● What to produce
Find the word "全球资讯精读" in the material below and gather every line that contains it.

● Data shown

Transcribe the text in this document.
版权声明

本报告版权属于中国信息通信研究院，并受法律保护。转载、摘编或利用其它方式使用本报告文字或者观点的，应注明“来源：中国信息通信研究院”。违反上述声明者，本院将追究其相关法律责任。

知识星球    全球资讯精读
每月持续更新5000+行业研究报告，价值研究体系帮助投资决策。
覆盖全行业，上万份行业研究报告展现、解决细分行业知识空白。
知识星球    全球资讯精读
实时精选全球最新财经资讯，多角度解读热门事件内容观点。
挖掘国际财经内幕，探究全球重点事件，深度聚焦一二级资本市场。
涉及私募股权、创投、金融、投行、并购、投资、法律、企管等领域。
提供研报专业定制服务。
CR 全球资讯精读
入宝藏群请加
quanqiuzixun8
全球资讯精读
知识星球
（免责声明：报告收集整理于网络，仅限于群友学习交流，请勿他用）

● Task answer
知识星球    全球资讯精读
知识星球    全球资讯精读
CR 全球资讯精读
全球资讯精读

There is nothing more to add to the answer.